--- start of Material shown ---
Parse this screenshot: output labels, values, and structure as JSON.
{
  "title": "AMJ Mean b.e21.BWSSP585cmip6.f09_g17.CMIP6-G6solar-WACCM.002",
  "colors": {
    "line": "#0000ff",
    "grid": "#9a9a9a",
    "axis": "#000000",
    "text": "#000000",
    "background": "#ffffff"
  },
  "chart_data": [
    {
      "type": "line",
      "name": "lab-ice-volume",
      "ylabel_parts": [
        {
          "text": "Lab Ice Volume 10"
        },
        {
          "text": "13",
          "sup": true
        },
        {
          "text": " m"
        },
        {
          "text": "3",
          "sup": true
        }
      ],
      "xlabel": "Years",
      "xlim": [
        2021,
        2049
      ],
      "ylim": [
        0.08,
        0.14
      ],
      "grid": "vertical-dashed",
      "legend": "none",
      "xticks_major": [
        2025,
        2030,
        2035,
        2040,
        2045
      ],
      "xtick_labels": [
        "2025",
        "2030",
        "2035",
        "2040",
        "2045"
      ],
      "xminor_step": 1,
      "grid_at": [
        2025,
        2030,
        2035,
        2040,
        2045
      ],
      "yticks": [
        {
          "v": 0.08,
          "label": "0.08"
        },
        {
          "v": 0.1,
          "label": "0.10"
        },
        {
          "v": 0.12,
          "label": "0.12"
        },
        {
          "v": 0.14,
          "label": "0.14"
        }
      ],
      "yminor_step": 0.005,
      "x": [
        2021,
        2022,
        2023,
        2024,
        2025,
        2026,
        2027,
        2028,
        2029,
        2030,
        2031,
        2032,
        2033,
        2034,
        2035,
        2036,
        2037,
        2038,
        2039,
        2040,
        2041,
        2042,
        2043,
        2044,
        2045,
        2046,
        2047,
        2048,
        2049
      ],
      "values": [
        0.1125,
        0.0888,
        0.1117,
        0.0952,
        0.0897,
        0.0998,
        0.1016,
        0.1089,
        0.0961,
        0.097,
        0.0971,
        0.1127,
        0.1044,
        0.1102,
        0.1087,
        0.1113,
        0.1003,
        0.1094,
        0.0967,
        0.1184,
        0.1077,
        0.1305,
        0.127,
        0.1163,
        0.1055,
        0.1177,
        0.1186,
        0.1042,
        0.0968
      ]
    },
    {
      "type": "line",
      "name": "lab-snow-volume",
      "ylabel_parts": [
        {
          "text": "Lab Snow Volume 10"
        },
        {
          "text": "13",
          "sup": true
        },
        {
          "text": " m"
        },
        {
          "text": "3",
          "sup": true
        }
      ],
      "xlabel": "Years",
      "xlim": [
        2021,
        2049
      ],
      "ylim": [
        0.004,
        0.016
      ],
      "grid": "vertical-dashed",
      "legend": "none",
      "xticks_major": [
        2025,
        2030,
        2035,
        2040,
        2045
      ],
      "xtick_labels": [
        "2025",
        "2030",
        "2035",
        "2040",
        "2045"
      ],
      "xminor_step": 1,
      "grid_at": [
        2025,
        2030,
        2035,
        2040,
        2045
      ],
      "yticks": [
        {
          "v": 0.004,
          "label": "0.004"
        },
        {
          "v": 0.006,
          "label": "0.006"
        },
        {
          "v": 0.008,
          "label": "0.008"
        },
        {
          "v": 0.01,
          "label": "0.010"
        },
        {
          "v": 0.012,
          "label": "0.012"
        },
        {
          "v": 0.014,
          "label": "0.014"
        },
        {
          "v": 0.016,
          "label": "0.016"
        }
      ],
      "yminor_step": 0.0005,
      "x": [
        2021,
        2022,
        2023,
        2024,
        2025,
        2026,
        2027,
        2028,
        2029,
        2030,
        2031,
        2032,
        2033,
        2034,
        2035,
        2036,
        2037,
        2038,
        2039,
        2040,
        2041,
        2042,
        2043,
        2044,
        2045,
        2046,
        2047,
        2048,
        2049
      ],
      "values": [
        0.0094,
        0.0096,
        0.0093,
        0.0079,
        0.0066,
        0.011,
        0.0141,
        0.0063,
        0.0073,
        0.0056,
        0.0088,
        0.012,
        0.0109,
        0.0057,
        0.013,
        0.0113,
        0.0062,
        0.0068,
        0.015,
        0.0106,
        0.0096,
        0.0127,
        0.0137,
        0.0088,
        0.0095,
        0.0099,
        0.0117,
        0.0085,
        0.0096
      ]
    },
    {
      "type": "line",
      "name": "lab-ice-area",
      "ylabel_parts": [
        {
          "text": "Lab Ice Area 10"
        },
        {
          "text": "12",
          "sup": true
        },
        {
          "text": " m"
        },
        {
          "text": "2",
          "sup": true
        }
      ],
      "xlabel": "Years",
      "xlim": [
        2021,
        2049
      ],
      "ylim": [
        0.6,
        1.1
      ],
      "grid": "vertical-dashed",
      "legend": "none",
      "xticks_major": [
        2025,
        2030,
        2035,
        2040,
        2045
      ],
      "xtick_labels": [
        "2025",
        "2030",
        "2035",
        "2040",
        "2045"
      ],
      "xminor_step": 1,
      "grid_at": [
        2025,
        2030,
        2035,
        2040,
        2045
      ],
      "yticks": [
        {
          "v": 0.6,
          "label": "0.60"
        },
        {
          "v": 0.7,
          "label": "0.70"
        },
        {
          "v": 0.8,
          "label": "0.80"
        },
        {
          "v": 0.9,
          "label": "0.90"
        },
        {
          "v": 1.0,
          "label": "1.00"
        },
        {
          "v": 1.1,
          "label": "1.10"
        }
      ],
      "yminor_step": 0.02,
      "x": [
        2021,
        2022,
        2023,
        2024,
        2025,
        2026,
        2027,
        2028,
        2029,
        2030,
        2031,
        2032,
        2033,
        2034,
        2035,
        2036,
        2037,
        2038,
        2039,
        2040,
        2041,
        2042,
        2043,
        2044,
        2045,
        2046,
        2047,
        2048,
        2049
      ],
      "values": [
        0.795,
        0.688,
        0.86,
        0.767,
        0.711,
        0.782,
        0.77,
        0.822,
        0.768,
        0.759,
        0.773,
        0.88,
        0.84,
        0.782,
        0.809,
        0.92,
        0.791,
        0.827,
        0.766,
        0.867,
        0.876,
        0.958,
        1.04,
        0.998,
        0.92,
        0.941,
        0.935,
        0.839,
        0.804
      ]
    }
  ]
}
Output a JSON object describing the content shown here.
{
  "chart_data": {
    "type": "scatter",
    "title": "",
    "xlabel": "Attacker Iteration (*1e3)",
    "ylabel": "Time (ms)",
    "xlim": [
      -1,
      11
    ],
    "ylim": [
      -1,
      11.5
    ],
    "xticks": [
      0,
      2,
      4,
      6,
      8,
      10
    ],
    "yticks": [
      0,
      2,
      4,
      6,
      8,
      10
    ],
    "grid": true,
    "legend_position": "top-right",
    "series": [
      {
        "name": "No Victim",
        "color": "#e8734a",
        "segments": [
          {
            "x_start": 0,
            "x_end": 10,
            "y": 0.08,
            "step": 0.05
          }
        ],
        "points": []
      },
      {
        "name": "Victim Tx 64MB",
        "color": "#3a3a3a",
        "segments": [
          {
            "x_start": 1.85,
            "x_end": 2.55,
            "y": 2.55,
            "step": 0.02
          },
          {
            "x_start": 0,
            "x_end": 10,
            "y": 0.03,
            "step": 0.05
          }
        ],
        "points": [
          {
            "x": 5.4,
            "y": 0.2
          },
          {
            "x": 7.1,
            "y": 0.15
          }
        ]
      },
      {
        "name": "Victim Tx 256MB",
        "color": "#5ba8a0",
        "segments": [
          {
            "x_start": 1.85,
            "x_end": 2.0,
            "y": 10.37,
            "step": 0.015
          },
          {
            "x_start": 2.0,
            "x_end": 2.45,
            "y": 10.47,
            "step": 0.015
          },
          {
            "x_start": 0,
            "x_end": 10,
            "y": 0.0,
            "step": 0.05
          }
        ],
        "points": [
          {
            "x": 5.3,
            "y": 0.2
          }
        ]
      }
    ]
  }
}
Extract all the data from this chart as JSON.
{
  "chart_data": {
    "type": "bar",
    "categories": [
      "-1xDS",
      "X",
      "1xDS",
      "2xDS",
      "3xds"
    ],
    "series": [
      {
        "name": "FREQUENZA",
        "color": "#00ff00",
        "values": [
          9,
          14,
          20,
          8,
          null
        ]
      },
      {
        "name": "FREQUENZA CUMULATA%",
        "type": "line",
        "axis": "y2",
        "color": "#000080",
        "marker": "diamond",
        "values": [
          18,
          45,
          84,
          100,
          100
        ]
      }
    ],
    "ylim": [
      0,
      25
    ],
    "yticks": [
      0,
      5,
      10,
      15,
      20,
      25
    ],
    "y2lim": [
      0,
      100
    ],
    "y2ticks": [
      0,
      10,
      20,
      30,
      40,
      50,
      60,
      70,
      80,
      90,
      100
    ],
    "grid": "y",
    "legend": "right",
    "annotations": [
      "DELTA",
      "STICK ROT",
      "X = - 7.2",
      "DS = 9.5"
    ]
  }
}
--- end of Material shown ---
# Stated problem:
Go through the entries above and copy every line containing "this".

# Correct answer:
Parse this screenshot: output labels, values, and structure as JSON.
Extract all the data from this chart as JSON.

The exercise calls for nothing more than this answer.